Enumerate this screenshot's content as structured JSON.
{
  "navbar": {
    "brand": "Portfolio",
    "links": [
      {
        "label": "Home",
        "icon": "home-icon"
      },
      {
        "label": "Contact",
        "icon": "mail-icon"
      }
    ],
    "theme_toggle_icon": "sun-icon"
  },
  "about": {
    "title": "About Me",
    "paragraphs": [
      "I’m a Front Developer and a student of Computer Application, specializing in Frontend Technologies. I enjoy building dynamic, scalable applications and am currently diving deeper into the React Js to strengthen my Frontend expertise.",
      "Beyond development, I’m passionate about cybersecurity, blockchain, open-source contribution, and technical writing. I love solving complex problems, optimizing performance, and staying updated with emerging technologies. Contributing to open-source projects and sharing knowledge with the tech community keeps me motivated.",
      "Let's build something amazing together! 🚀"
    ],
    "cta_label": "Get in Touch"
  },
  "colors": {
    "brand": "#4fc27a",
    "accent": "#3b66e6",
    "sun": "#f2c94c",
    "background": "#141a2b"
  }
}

■ **Exercise task**: Return only the number of lines in the preceding records that contain the string "icon".

■ **Solution**: 3